== Exercise objective ==
Word for word, restate every line of the material.

[Data records]
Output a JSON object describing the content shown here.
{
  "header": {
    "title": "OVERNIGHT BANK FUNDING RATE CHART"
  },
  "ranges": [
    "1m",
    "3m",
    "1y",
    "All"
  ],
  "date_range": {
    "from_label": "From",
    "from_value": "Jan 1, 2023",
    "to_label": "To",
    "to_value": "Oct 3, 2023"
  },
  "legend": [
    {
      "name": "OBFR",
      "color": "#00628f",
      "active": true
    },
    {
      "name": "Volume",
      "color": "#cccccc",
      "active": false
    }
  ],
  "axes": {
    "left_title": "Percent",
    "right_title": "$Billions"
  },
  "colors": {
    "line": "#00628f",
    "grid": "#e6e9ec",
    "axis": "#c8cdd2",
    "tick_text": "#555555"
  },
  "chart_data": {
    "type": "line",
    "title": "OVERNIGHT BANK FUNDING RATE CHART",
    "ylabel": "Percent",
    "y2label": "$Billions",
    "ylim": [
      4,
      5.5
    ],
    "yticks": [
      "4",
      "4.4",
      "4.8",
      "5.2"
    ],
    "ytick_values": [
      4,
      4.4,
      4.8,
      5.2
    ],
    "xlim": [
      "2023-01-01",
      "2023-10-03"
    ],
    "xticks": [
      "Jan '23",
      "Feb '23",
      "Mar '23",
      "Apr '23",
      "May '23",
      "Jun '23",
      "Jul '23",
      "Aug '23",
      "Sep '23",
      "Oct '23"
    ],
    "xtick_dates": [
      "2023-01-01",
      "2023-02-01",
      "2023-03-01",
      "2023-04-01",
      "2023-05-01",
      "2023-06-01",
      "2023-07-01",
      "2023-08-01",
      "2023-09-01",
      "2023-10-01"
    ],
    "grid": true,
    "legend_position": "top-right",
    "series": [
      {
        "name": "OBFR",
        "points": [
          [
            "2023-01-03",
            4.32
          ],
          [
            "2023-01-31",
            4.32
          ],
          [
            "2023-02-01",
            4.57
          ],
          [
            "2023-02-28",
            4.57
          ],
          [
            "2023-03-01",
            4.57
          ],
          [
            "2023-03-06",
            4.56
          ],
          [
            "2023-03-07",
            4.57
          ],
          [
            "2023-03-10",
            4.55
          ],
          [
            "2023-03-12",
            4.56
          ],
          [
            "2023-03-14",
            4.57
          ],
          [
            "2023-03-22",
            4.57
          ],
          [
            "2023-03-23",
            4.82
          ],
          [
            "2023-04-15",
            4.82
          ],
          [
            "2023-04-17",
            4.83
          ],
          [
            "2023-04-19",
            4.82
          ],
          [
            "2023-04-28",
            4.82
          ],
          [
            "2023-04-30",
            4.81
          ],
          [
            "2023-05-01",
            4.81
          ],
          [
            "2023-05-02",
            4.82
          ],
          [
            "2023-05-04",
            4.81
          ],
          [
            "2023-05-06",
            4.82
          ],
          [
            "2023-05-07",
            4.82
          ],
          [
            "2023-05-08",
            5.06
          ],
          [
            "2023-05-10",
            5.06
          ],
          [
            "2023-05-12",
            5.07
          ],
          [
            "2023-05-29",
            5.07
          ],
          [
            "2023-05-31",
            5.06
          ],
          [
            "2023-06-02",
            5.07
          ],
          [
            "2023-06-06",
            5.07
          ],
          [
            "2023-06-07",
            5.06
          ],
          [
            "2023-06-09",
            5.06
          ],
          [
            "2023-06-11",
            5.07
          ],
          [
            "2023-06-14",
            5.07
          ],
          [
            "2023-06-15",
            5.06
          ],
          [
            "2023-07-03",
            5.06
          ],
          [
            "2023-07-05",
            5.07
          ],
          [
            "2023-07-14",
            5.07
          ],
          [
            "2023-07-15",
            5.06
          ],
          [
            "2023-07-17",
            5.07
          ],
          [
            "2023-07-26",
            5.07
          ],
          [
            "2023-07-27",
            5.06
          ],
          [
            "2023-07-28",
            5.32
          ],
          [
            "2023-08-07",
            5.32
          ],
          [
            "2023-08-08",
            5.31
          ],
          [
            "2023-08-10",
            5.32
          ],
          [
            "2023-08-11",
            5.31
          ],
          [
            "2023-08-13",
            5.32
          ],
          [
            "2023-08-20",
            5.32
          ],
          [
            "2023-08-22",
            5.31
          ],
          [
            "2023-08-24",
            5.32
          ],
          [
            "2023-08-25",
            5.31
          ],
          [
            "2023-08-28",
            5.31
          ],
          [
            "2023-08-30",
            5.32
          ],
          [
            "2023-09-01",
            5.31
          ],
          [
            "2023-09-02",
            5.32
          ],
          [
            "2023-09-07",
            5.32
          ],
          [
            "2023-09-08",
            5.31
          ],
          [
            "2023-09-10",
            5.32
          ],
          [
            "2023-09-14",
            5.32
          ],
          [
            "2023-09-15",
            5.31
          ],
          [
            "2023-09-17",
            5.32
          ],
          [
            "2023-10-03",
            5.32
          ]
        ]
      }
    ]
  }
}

== Solution to this exercise ==
Output a JSON object describing the content shown here.
{
  "header": {
    "title": "OVERNIGHT BANK FUNDING RATE CHART"
  },
  "ranges": [
    "1m",
    "3m",
    "1y",
    "All"
  ],
  "date_range": {
    "from_label": "From",
    "from_value": "Jan 1, 2023",
    "to_label": "To",
    "to_value": "Oct 3, 2023"
  },
  "legend": [
    {
      "name": "OBFR",
      "color": "#00628f",
      "active": true
    },
    {
      "name": "Volume",
      "color": "#cccccc",
      "active": false
    }
  ],
  "axes": {
    "left_title": "Percent",
    "right_title": "$Billions"
  },
  "colors": {
    "line": "#00628f",
    "grid": "#e6e9ec",
    "axis": "#c8cdd2",
    "tick_text": "#555555"
  },
  "chart_data": {
    "type": "line",
    "title": "OVERNIGHT BANK FUNDING RATE CHART",
    "ylabel": "Percent",
    "y2label": "$Billions",
    "ylim": [
      4,
      5.5
    ],
    "yticks": [
      "4",
      "4.4",
      "4.8",
      "5.2"
    ],
    "ytick_values": [
      4,
      4.4,
      4.8,
      5.2
    ],
    "xlim": [
      "2023-01-01",
      "2023-10-03"
    ],
    "xticks": [
      "Jan '23",
      "Feb '23",
      "Mar '23",
      "Apr '23",
      "May '23",
      "Jun '23",
      "Jul '23",
      "Aug '23",
      "Sep '23",
      "Oct '23"
    ],
    "xtick_dates": [
      "2023-01-01",
      "2023-02-01",
      "2023-03-01",
      "2023-04-01",
      "2023-05-01",
      "2023-06-01",
      "2023-07-01",
      "2023-08-01",
      "2023-09-01",
      "2023-10-01"
    ],
    "grid": true,
    "legend_position": "top-right",
    "series": [
      {
        "name": "OBFR",
        "points": [
          [
            "2023-01-03",
            4.32
          ],
          [
            "2023-01-31",
            4.32
          ],
          [
            "2023-02-01",
            4.57
          ],
          [
            "2023-02-28",
            4.57
          ],
          [
            "2023-03-01",
            4.57
          ],
          [
            "2023-03-06",
            4.56
          ],
          [
            "2023-03-07",
            4.57
          ],
          [
            "2023-03-10",
            4.55
          ],
          [
            "2023-03-12",
            4.56
          ],
          [
            "2023-03-14",
            4.57
          ],
          [
            "2023-03-22",
            4.57
          ],
          [
            "2023-03-23",
            4.82
          ],
          [
            "2023-04-15",
            4.82
          ],
          [
            "2023-04-17",
            4.83
          ],
          [
            "2023-04-19",
            4.82
          ],
          [
            "2023-04-28",
            4.82
          ],
          [
            "2023-04-30",
            4.81
          ],
          [
            "2023-05-01",
            4.81
          ],
          [
            "2023-05-02",
            4.82
          ],
          [
            "2023-05-04",
            4.81
          ],
          [
            "2023-05-06",
            4.82
          ],
          [
            "2023-05-07",
            4.82
          ],
          [
            "2023-05-08",
            5.06
          ],
          [
            "2023-05-10",
            5.06
          ],
          [
            "2023-05-12",
            5.07
          ],
          [
            "2023-05-29",
            5.07
          ],
          [
            "2023-05-31",
            5.06
          ],
          [
            "2023-06-02",
            5.07
          ],
          [
            "2023-06-06",
            5.07
          ],
          [
            "2023-06-07",
            5.06
          ],
          [
            "2023-06-09",
            5.06
          ],
          [
            "2023-06-11",
            5.07
          ],
          [
            "2023-06-14",
            5.07
          ],
          [
            "2023-06-15",
            5.06
          ],
          [
            "2023-07-03",
            5.06
          ],
          [
            "2023-07-05",
            5.07
          ],
          [
            "2023-07-14",
            5.07
          ],
          [
            "2023-07-15",
            5.06
          ],
          [
            "2023-07-17",
            5.07
          ],
          [
            "2023-07-26",
            5.07
          ],
          [
            "2023-07-27",
            5.06
          ],
          [
            "2023-07-28",
            5.32
          ],
          [
            "2023-08-07",
            5.32
          ],
          [
            "2023-08-08",
            5.31
          ],
          [
            "2023-08-10",
            5.32
          ],
          [
            "2023-08-11",
            5.31
          ],
          [
            "2023-08-13",
            5.32
          ],
          [
            "2023-08-20",
            5.32
          ],
          [
            "2023-08-22",
            5.31
          ],
          [
            "2023-08-24",
            5.32
          ],
          [
            "2023-08-25",
            5.31
          ],
          [
            "2023-08-28",
            5.31
          ],
          [
            "2023-08-30",
            5.32
          ],
          [
            "2023-09-01",
            5.31
          ],
          [
            "2023-09-02",
            5.32
          ],
          [
            "2023-09-07",
            5.32
          ],
          [
            "2023-09-08",
            5.31
          ],
          [
            "2023-09-10",
            5.32
          ],
          [
            "2023-09-14",
            5.32
          ],
          [
            "2023-09-15",
            5.31
          ],
          [
            "2023-09-17",
            5.32
          ],
          [
            "2023-10-03",
            5.32
          ]
        ]
      }
    ]
  }
}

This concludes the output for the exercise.